Output every record word for word.

Supplied data ->
· · · · ·
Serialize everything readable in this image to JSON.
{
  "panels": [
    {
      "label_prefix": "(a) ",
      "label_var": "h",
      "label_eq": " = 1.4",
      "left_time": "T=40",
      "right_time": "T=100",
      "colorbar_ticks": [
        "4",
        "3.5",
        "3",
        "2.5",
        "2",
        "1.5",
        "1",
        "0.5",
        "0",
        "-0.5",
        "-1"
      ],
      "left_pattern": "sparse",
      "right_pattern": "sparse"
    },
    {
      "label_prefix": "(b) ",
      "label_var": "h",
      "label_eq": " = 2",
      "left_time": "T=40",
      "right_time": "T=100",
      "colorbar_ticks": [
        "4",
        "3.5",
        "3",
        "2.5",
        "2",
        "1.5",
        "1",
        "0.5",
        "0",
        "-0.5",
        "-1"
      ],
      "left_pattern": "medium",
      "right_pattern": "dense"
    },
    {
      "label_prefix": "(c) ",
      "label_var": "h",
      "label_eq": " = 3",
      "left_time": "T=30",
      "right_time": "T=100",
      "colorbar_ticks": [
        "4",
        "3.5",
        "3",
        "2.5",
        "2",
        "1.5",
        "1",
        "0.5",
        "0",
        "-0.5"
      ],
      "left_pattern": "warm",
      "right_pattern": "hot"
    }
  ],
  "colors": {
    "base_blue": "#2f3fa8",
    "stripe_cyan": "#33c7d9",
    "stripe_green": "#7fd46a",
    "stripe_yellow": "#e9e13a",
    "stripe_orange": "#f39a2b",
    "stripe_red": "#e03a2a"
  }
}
· · · · ·
Problem solution ->
Serialize everything readable in this image to JSON.
{
  "panels": [
    {
      "label_prefix": "(a) ",
      "label_var": "h",
      "label_eq": " = 1.4",
      "left_time": "T=40",
      "right_time": "T=100",
      "colorbar_ticks": [
        "4",
        "3.5",
        "3",
        "2.5",
        "2",
        "1.5",
        "1",
        "0.5",
        "0",
        "-0.5",
        "-1"
      ],
      "left_pattern": "sparse",
      "right_pattern": "sparse"
    },
    {
      "label_prefix": "(b) ",
      "label_var": "h",
      "label_eq": " = 2",
      "left_time": "T=40",
      "right_time": "T=100",
      "colorbar_ticks": [
        "4",
        "3.5",
        "3",
        "2.5",
        "2",
        "1.5",
        "1",
        "0.5",
        "0",
        "-0.5",
        "-1"
      ],
      "left_pattern": "medium",
      "right_pattern": "dense"
    },
    {
      "label_prefix": "(c) ",
      "label_var": "h",
      "label_eq": " = 3",
      "left_time": "T=30",
      "right_time": "T=100",
      "colorbar_ticks": [
        "4",
        "3.5",
        "3",
        "2.5",
        "2",
        "1.5",
        "1",
        "0.5",
        "0",
        "-0.5"
      ],
      "left_pattern": "warm",
      "right_pattern": "hot"
    }
  ],
  "colors": {
    "base_blue": "#2f3fa8",
    "stripe_cyan": "#33c7d9",
    "stripe_green": "#7fd46a",
    "stripe_yellow": "#e9e13a",
    "stripe_orange": "#f39a2b",
    "stripe_red": "#e03a2a"
  }
}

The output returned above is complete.